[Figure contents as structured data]
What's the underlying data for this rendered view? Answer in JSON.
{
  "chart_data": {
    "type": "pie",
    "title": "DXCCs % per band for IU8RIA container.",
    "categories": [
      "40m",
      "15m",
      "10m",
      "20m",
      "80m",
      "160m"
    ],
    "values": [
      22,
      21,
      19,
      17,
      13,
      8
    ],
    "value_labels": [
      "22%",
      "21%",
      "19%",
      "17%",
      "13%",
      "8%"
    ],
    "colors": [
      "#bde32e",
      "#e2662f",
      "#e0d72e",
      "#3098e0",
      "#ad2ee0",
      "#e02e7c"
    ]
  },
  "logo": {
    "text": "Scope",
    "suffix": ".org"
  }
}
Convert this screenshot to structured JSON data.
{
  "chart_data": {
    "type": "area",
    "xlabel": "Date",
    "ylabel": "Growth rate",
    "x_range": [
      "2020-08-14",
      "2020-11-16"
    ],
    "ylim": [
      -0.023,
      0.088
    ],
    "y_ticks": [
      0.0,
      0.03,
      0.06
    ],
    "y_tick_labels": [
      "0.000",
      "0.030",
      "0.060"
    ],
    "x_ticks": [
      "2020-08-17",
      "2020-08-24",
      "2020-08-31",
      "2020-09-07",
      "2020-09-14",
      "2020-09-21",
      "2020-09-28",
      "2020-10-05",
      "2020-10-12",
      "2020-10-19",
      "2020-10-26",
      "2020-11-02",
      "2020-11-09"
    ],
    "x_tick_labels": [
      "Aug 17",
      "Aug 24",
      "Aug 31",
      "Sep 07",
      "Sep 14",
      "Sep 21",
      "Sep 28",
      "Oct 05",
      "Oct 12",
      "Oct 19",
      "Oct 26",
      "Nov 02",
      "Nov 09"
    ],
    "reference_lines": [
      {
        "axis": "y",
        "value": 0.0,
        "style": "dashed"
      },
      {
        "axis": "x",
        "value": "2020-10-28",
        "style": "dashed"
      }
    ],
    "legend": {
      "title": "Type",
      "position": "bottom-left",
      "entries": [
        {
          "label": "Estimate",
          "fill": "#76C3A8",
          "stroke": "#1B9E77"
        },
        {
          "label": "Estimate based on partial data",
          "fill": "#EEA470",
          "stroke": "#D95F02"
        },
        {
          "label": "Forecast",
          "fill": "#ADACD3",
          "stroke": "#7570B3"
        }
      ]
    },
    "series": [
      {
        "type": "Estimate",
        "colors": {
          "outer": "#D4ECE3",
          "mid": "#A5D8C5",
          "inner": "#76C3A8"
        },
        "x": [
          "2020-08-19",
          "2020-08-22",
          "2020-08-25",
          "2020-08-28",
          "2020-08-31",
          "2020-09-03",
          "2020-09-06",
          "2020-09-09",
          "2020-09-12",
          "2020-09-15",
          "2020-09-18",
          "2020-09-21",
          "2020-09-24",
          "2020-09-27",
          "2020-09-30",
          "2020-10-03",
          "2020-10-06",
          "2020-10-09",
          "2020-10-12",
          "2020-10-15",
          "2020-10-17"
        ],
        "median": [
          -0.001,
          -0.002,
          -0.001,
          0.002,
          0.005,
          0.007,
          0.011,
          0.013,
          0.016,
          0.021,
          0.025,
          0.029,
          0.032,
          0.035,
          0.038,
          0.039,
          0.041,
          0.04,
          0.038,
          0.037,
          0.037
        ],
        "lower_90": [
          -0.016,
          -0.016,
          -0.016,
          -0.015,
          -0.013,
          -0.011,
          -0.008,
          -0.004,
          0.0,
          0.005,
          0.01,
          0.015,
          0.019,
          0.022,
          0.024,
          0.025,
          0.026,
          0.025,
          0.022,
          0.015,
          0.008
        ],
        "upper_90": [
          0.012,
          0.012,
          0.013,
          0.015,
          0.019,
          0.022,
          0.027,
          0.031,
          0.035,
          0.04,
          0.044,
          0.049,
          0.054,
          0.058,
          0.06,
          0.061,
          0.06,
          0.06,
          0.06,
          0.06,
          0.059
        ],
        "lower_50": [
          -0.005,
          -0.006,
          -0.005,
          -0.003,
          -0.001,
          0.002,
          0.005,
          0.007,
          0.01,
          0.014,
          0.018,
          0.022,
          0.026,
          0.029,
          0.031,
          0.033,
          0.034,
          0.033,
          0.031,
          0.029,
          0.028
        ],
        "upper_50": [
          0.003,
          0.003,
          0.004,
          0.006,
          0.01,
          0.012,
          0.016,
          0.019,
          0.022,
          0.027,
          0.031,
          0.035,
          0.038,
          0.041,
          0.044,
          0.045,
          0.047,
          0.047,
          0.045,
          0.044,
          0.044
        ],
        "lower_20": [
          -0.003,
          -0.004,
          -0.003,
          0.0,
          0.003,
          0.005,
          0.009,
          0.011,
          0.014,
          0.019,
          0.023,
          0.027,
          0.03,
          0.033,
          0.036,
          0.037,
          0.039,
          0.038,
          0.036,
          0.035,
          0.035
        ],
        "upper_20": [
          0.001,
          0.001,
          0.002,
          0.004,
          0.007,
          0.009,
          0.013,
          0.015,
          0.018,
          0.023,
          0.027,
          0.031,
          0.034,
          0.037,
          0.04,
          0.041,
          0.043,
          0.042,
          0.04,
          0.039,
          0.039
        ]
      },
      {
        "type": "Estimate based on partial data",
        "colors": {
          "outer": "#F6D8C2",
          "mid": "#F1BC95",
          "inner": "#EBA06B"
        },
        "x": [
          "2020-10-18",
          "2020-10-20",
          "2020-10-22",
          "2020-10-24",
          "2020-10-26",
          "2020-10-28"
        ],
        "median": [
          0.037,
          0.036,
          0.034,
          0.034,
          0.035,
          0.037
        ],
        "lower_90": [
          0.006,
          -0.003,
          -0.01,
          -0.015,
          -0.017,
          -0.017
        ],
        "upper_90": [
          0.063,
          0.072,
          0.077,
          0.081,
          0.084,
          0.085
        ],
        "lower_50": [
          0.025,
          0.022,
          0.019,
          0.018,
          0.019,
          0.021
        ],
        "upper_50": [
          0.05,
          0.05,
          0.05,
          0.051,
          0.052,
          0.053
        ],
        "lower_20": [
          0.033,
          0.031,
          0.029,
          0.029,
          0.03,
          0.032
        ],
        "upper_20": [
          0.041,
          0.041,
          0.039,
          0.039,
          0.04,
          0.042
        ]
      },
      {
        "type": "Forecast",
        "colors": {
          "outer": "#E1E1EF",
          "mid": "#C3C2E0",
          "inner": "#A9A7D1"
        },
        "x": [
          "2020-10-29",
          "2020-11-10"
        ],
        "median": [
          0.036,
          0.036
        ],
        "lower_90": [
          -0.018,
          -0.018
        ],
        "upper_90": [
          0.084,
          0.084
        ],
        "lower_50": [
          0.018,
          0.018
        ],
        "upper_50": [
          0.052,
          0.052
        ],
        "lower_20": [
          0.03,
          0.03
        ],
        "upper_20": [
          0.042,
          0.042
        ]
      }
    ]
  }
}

:: Brief ::
Return every record above exactly as it appears.

:: Written response ::
What's the underlying data for this rendered view? Answer in JSON.
{
  "chart_data": {
    "type": "pie",
    "title": "DXCCs % per band for IU8RIA container.",
    "categories": [
      "40m",
      "15m",
      "10m",
      "20m",
      "80m",
      "160m"
    ],
    "values": [
      22,
      21,
      19,
      17,
      13,
      8
    ],
    "value_labels": [
      "22%",
      "21%",
      "19%",
      "17%",
      "13%",
      "8%"
    ],
    "colors": [
      "#bde32e",
      "#e2662f",
      "#e0d72e",
      "#3098e0",
      "#ad2ee0",
      "#e02e7c"
    ]
  },
  "logo": {
    "text": "Scope",
    "suffix": ".org"
  }
}
Convert this screenshot to structured JSON data.
{
  "chart_data": {
    "type": "area",
    "xlabel": "Date",
    "ylabel": "Growth rate",
    "x_range": [
      "2020-08-14",
      "2020-11-16"
    ],
    "ylim": [
      -0.023,
      0.088
    ],
    "y_ticks": [
      0.0,
      0.03,
      0.06
    ],
    "y_tick_labels": [
      "0.000",
      "0.030",
      "0.060"
    ],
    "x_ticks": [
      "2020-08-17",
      "2020-08-24",
      "2020-08-31",
      "2020-09-07",
      "2020-09-14",
      "2020-09-21",
      "2020-09-28",
      "2020-10-05",
      "2020-10-12",
      "2020-10-19",
      "2020-10-26",
      "2020-11-02",
      "2020-11-09"
    ],
    "x_tick_labels": [
      "Aug 17",
      "Aug 24",
      "Aug 31",
      "Sep 07",
      "Sep 14",
      "Sep 21",
      "Sep 28",
      "Oct 05",
      "Oct 12",
      "Oct 19",
      "Oct 26",
      "Nov 02",
      "Nov 09"
    ],
    "reference_lines": [
      {
        "axis": "y",
        "value": 0.0,
        "style": "dashed"
      },
      {
        "axis": "x",
        "value": "2020-10-28",
        "style": "dashed"
      }
    ],
    "legend": {
      "title": "Type",
      "position": "bottom-left",
      "entries": [
        {
          "label": "Estimate",
          "fill": "#76C3A8",
          "stroke": "#1B9E77"
        },
        {
          "label": "Estimate based on partial data",
          "fill": "#EEA470",
          "stroke": "#D95F02"
        },
        {
          "label": "Forecast",
          "fill": "#ADACD3",
          "stroke": "#7570B3"
        }
      ]
    },
    "series": [
      {
        "type": "Estimate",
        "colors": {
          "outer": "#D4ECE3",
          "mid": "#A5D8C5",
          "inner": "#76C3A8"
        },
        "x": [
          "2020-08-19",
          "2020-08-22",
          "2020-08-25",
          "2020-08-28",
          "2020-08-31",
          "2020-09-03",
          "2020-09-06",
          "2020-09-09",
          "2020-09-12",
          "2020-09-15",
          "2020-09-18",
          "2020-09-21",
          "2020-09-24",
          "2020-09-27",
          "2020-09-30",
          "2020-10-03",
          "2020-10-06",
          "2020-10-09",
          "2020-10-12",
          "2020-10-15",
          "2020-10-17"
        ],
        "median": [
          -0.001,
          -0.002,
          -0.001,
          0.002,
          0.005,
          0.007,
          0.011,
          0.013,
          0.016,
          0.021,
          0.025,
          0.029,
          0.032,
          0.035,
          0.038,
          0.039,
          0.041,
          0.04,
          0.038,
          0.037,
          0.037
        ],
        "lower_90": [
          -0.016,
          -0.016,
          -0.016,
          -0.015,
          -0.013,
          -0.011,
          -0.008,
          -0.004,
          0.0,
          0.005,
          0.01,
          0.015,
          0.019,
          0.022,
          0.024,
          0.025,
          0.026,
          0.025,
          0.022,
          0.015,
          0.008
        ],
        "upper_90": [
          0.012,
          0.012,
          0.013,
          0.015,
          0.019,
          0.022,
          0.027,
          0.031,
          0.035,
          0.04,
          0.044,
          0.049,
          0.054,
          0.058,
          0.06,
          0.061,
          0.06,
          0.06,
          0.06,
          0.06,
          0.059
        ],
        "lower_50": [
          -0.005,
          -0.006,
          -0.005,
          -0.003,
          -0.001,
          0.002,
          0.005,
          0.007,
          0.01,
          0.014,
          0.018,
          0.022,
          0.026,
          0.029,
          0.031,
          0.033,
          0.034,
          0.033,
          0.031,
          0.029,
          0.028
        ],
        "upper_50": [
          0.003,
          0.003,
          0.004,
          0.006,
          0.01,
          0.012,
          0.016,
          0.019,
          0.022,
          0.027,
          0.031,
          0.035,
          0.038,
          0.041,
          0.044,
          0.045,
          0.047,
          0.047,
          0.045,
          0.044,
          0.044
        ],
        "lower_20": [
          -0.003,
          -0.004,
          -0.003,
          0.0,
          0.003,
          0.005,
          0.009,
          0.011,
          0.014,
          0.019,
          0.023,
          0.027,
          0.03,
          0.033,
          0.036,
          0.037,
          0.039,
          0.038,
          0.036,
          0.035,
          0.035
        ],
        "upper_20": [
          0.001,
          0.001,
          0.002,
          0.004,
          0.007,
          0.009,
          0.013,
          0.015,
          0.018,
          0.023,
          0.027,
          0.031,
          0.034,
          0.037,
          0.04,
          0.041,
          0.043,
          0.042,
          0.04,
          0.039,
          0.039
        ]
      },
      {
        "type": "Estimate based on partial data",
        "colors": {
          "outer": "#F6D8C2",
          "mid": "#F1BC95",
          "inner": "#EBA06B"
        },
        "x": [
          "2020-10-18",
          "2020-10-20",
          "2020-10-22",
          "2020-10-24",
          "2020-10-26",
          "2020-10-28"
        ],
        "median": [
          0.037,
          0.036,
          0.034,
          0.034,
          0.035,
          0.037
        ],
        "lower_90": [
          0.006,
          -0.003,
          -0.01,
          -0.015,
          -0.017,
          -0.017
        ],
        "upper_90": [
          0.063,
          0.072,
          0.077,
          0.081,
          0.084,
          0.085
        ],
        "lower_50": [
          0.025,
          0.022,
          0.019,
          0.018,
          0.019,
          0.021
        ],
        "upper_50": [
          0.05,
          0.05,
          0.05,
          0.051,
          0.052,
          0.053
        ],
        "lower_20": [
          0.033,
          0.031,
          0.029,
          0.029,
          0.03,
          0.032
        ],
        "upper_20": [
          0.041,
          0.041,
          0.039,
          0.039,
          0.04,
          0.042
        ]
      },
      {
        "type": "Forecast",
        "colors": {
          "outer": "#E1E1EF",
          "mid": "#C3C2E0",
          "inner": "#A9A7D1"
        },
        "x": [
          "2020-10-29",
          "2020-11-10"
        ],
        "median": [
          0.036,
          0.036
        ],
        "lower_90": [
          -0.018,
          -0.018
        ],
        "upper_90": [
          0.084,
          0.084
        ],
        "lower_50": [
          0.018,
          0.018
        ],
        "upper_50": [
          0.052,
          0.052
        ],
        "lower_20": [
          0.03,
          0.03
        ],
        "upper_20": [
          0.042,
          0.042
        ]
      }
    ]
  }
}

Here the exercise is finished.